**Problem requirements**
Count how many lines hold the string "getUserByName". Give that number alone.

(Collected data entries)
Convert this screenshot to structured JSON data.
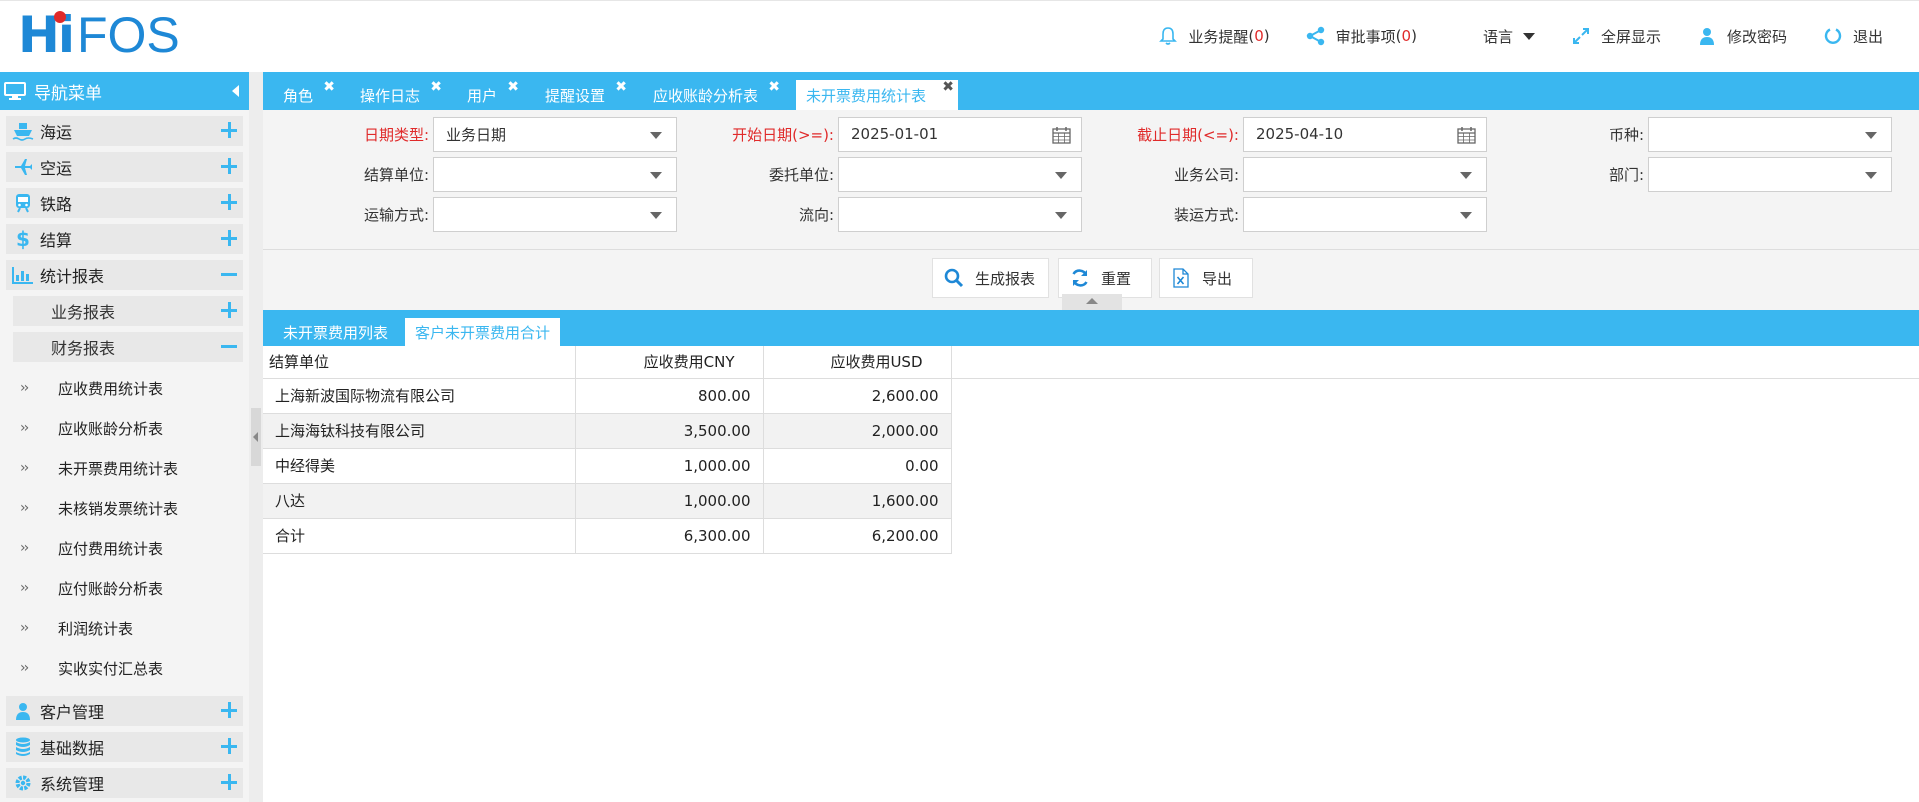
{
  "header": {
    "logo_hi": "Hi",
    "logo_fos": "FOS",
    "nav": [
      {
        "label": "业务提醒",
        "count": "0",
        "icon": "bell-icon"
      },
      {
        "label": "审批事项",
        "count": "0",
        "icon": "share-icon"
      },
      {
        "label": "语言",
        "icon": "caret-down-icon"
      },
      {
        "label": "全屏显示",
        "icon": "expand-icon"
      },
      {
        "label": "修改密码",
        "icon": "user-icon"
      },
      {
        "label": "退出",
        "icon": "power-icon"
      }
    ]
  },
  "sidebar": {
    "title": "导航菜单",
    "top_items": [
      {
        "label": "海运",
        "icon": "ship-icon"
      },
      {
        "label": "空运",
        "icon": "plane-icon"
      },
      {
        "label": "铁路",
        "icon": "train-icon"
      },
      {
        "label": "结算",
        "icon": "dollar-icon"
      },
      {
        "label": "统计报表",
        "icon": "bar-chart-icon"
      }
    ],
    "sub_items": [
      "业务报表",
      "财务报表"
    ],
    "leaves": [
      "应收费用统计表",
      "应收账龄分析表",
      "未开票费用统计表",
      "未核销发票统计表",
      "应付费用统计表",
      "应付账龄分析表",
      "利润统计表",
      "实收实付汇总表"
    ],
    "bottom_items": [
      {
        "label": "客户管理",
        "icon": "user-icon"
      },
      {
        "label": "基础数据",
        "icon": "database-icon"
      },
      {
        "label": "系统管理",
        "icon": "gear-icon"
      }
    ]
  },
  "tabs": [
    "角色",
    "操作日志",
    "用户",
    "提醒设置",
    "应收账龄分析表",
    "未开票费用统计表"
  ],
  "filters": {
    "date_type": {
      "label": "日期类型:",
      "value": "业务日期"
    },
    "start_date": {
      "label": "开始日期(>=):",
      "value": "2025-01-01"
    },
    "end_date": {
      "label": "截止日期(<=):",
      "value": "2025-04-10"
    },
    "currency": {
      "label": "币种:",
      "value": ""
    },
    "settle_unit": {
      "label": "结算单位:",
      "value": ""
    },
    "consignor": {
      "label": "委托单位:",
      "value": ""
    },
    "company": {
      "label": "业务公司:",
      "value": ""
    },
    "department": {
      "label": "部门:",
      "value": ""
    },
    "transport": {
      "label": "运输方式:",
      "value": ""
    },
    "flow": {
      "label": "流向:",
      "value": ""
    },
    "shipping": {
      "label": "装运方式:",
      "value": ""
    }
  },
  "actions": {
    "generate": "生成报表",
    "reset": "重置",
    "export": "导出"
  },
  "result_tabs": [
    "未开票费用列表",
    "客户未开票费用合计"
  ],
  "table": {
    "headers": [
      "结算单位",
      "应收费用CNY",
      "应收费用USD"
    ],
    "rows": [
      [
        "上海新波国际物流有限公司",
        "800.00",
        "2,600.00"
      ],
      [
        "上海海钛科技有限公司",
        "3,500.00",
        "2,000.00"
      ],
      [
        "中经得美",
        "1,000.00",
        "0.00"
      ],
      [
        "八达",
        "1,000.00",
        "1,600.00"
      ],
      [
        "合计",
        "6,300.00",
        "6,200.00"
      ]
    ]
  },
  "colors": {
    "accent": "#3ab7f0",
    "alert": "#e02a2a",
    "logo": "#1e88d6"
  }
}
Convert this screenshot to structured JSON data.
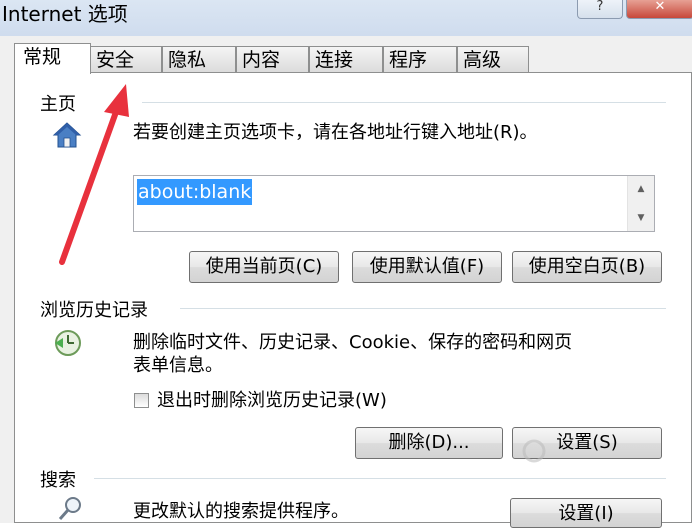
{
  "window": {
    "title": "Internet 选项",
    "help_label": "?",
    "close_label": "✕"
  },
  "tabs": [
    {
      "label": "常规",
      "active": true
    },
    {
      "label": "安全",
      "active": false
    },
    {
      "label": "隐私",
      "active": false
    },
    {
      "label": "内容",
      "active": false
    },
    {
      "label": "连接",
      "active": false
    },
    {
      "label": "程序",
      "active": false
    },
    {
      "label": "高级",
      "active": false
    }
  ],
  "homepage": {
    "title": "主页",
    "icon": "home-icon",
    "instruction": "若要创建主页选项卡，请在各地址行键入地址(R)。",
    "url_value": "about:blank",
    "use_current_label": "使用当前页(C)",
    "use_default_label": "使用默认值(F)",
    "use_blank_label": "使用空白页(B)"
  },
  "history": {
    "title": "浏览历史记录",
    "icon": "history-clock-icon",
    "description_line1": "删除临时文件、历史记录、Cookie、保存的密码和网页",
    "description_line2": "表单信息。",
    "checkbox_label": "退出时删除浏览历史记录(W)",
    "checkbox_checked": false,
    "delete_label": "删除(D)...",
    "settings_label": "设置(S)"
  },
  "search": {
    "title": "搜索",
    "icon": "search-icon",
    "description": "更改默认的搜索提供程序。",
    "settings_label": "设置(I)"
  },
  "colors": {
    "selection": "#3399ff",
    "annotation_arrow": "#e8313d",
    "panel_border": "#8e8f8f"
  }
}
---
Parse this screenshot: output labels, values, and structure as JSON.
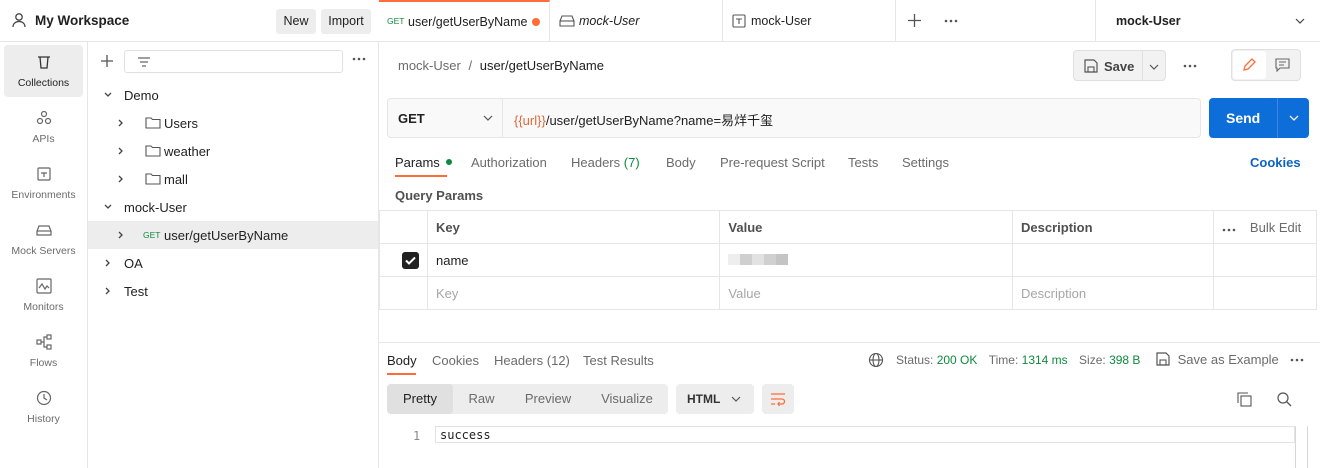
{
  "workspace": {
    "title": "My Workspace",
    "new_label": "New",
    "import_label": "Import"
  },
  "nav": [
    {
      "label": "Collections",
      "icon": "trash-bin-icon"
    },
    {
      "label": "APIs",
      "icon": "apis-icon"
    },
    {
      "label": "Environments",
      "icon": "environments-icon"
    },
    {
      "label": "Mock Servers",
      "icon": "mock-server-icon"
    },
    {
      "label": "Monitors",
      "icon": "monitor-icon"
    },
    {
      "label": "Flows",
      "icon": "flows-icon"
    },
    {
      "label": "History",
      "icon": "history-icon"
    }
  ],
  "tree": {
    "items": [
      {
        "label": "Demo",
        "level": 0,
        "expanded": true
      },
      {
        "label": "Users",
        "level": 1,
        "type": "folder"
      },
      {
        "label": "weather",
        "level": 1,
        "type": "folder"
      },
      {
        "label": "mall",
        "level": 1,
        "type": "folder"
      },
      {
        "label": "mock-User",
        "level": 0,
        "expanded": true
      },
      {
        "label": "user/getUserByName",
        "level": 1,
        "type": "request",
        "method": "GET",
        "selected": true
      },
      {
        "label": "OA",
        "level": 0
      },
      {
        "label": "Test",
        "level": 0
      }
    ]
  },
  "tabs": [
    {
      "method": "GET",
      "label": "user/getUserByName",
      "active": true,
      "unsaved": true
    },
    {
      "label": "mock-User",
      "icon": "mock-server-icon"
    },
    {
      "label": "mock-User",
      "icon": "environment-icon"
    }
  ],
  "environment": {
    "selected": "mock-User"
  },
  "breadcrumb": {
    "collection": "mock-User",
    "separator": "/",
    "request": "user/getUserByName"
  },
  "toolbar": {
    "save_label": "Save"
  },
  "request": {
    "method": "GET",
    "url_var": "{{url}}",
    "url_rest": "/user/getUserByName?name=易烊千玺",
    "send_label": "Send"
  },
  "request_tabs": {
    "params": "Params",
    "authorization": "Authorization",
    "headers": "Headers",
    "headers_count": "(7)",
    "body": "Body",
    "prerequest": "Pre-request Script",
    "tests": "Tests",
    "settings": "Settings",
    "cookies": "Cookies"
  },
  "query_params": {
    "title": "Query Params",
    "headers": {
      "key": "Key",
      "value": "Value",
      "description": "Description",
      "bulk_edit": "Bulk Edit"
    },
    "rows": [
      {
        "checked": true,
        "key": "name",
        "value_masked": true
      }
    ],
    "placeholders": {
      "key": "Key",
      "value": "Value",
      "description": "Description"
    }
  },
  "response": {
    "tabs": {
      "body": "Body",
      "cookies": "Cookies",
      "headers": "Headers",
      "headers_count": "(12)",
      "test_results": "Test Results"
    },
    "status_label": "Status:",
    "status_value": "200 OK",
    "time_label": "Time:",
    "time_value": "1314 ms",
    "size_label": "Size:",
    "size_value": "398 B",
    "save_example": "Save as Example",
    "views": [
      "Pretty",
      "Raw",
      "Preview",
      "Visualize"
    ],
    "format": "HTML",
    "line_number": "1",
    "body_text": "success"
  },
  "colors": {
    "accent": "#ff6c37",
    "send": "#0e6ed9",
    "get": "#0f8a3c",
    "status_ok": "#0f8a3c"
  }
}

**Output of the exercise**
4